— Start The records —

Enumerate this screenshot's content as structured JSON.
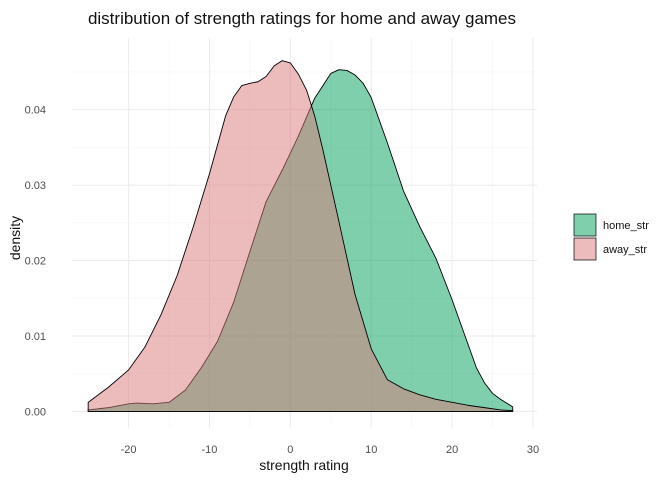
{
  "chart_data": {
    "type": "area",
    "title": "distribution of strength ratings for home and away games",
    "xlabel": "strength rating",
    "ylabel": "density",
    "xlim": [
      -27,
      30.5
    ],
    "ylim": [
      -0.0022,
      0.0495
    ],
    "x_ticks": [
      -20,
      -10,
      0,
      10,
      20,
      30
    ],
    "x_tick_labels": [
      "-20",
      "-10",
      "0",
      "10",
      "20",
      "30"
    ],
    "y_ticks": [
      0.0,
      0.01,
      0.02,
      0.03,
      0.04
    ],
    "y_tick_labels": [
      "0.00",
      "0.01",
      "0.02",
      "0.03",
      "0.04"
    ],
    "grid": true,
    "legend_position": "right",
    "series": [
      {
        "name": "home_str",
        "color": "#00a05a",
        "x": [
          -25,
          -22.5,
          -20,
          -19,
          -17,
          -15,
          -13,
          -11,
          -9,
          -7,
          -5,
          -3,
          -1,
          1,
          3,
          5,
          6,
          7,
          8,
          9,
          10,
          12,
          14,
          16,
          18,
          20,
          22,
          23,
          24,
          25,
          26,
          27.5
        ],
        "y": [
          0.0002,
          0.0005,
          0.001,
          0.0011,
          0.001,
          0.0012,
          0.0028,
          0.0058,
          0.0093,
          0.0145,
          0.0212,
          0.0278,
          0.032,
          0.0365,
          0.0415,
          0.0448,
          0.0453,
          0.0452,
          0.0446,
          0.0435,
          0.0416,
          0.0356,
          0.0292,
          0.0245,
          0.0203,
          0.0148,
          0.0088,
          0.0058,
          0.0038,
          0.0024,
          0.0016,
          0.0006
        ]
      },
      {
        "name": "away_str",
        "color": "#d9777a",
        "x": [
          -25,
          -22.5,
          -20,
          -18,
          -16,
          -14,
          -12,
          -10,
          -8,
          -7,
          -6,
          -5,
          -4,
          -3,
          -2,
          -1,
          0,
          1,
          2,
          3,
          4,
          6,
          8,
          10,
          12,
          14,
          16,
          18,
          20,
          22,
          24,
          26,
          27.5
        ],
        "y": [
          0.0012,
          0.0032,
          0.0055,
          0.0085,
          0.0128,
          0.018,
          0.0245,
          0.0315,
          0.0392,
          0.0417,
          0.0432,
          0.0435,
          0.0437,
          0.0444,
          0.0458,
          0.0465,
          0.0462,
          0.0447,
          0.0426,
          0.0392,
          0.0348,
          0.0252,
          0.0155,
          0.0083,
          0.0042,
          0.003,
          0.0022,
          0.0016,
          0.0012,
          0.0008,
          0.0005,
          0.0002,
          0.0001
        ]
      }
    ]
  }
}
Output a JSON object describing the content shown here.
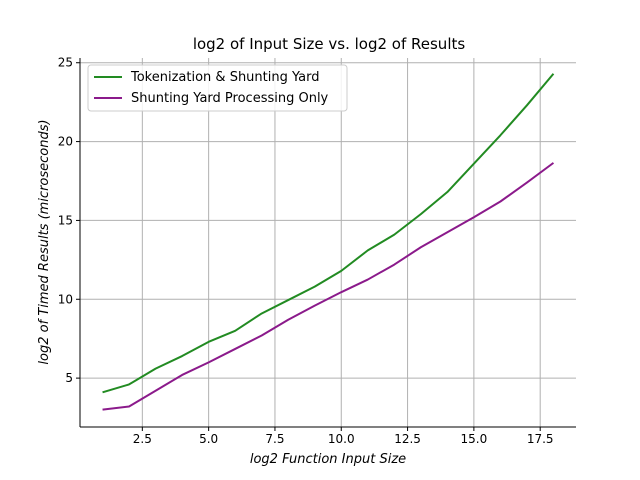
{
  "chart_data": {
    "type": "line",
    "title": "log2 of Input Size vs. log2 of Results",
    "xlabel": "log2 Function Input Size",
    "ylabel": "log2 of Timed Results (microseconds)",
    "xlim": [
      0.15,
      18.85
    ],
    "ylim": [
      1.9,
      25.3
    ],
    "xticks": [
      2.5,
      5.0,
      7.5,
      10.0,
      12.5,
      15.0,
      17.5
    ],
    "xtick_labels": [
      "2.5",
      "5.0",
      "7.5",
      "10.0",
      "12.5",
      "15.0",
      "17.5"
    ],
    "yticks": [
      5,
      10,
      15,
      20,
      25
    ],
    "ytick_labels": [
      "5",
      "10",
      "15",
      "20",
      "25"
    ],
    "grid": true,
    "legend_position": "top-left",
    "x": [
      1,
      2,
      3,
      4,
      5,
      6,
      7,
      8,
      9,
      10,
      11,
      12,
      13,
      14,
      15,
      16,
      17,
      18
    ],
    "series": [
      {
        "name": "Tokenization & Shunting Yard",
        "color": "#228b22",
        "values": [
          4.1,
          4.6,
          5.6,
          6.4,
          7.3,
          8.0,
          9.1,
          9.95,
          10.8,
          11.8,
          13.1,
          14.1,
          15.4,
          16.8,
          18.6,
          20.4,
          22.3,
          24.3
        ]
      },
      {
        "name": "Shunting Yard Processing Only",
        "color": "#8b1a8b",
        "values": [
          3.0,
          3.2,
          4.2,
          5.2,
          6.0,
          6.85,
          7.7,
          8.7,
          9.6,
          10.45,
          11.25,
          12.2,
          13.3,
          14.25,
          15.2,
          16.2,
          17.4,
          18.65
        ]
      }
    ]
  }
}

— End The records —
— Start The records —

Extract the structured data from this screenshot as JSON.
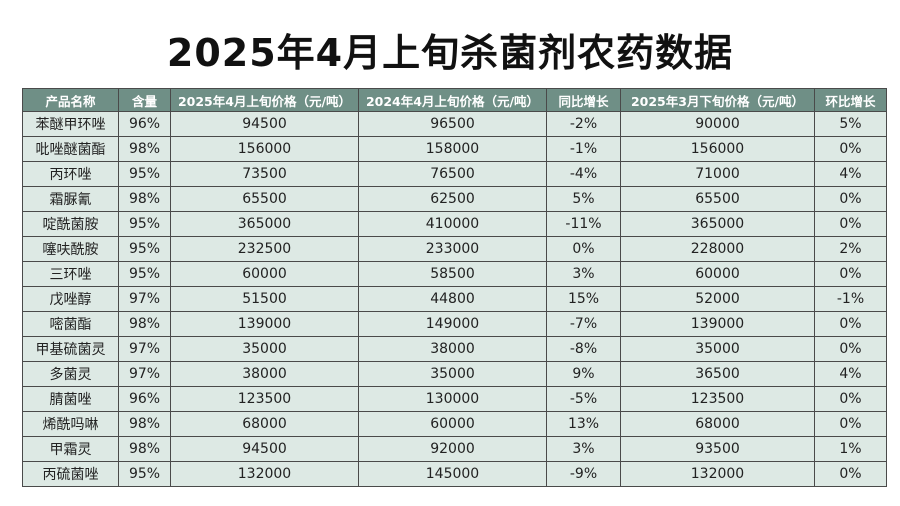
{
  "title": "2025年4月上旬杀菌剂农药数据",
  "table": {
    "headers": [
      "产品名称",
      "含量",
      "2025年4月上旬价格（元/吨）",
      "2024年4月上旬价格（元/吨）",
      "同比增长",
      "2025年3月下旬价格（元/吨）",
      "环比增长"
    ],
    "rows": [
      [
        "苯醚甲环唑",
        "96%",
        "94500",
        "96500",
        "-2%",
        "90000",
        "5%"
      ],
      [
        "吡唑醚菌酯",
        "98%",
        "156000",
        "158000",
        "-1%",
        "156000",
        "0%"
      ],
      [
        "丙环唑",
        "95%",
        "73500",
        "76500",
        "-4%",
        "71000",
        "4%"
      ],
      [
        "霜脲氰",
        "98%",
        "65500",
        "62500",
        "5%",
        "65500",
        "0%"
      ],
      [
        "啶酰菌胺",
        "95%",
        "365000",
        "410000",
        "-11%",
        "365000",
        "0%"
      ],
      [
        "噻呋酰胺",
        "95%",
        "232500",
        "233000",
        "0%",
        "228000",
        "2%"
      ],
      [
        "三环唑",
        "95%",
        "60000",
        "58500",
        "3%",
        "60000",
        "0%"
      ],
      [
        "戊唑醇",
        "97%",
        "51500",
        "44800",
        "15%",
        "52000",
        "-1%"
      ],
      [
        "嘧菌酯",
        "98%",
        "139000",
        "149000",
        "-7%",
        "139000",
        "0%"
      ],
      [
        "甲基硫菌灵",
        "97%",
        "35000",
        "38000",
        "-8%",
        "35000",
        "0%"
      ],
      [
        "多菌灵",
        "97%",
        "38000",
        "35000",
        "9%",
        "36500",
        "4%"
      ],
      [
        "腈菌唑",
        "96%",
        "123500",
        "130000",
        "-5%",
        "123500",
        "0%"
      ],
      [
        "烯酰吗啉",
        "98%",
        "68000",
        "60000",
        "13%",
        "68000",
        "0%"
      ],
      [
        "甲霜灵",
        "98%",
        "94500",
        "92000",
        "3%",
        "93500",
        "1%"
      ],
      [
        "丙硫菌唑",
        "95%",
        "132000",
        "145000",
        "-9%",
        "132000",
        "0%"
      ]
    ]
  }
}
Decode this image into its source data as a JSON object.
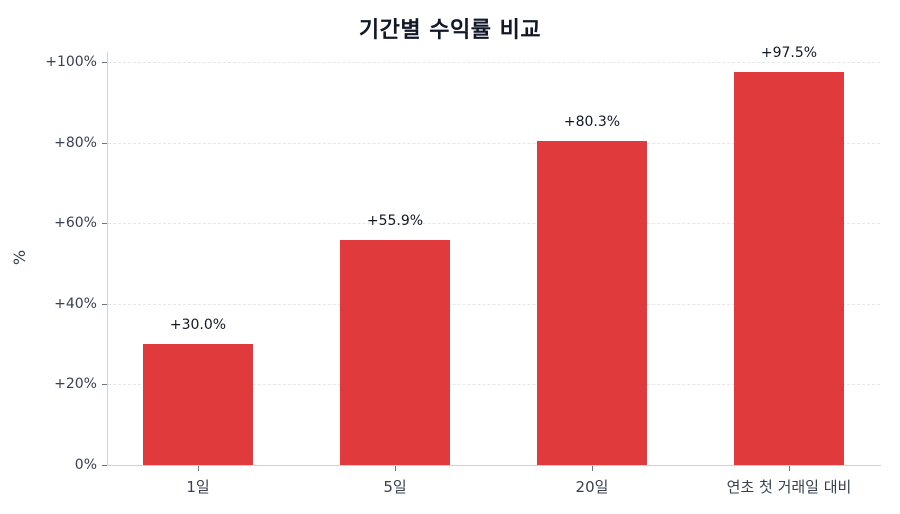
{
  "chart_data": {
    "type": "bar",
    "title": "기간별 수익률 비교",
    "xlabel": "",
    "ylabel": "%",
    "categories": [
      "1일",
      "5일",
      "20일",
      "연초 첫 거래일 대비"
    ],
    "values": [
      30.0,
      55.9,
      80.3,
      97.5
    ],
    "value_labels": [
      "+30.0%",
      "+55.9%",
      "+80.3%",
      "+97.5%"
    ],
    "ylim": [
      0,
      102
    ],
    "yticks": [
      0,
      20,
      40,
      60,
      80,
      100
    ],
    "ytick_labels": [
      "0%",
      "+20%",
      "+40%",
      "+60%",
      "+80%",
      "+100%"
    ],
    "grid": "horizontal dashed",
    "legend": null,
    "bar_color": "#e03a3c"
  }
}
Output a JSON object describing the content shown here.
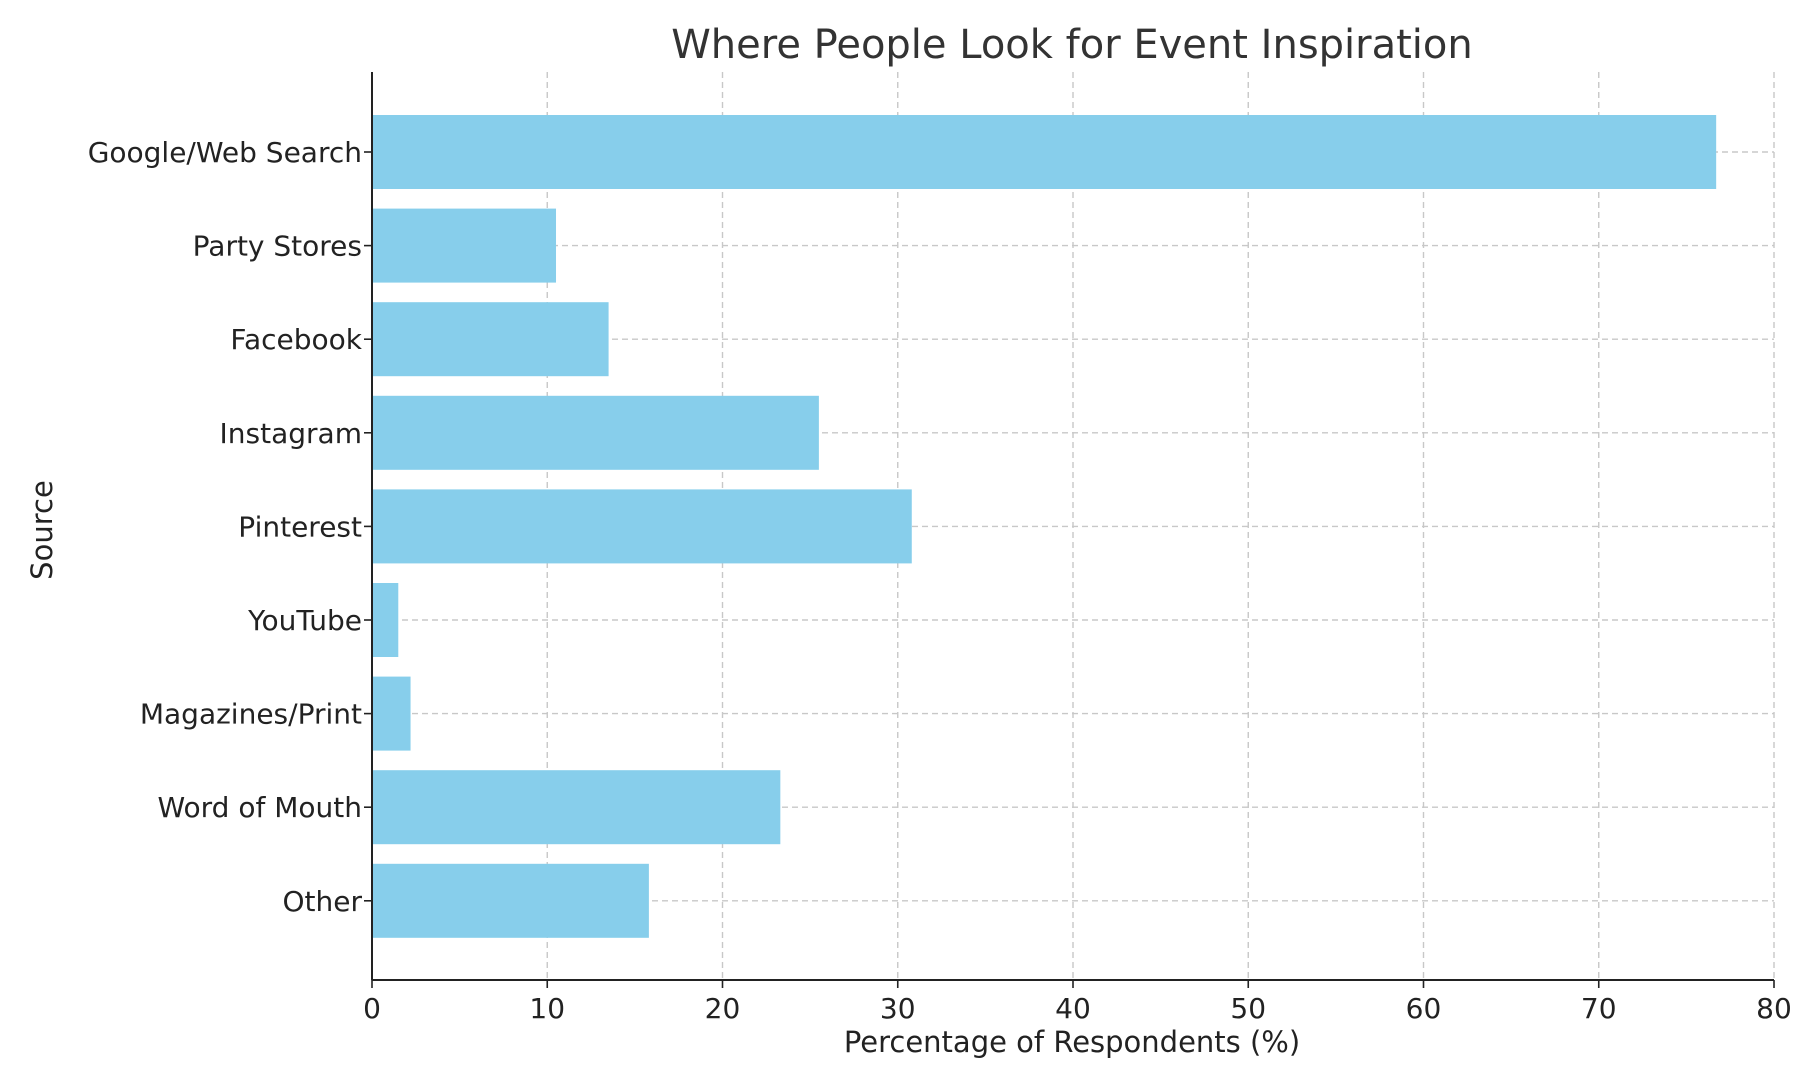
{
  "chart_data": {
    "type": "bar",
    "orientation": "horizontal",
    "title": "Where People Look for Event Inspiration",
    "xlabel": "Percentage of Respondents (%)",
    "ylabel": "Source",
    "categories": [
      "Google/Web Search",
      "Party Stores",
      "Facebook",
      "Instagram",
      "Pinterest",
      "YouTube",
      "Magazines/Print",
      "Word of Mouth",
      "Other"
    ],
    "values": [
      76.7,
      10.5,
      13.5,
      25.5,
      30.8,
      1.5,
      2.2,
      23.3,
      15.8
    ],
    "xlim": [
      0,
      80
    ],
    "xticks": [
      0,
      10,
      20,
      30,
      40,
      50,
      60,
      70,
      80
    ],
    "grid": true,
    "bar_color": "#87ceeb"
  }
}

— End The records —

§ **Directive**
Copy each line of the listing in which the word "structured" can be found.

§ **Solution to this problem**
Enumerate this screenshot's content as structured JSON.
Extract the structured data from this screenshot as JSON.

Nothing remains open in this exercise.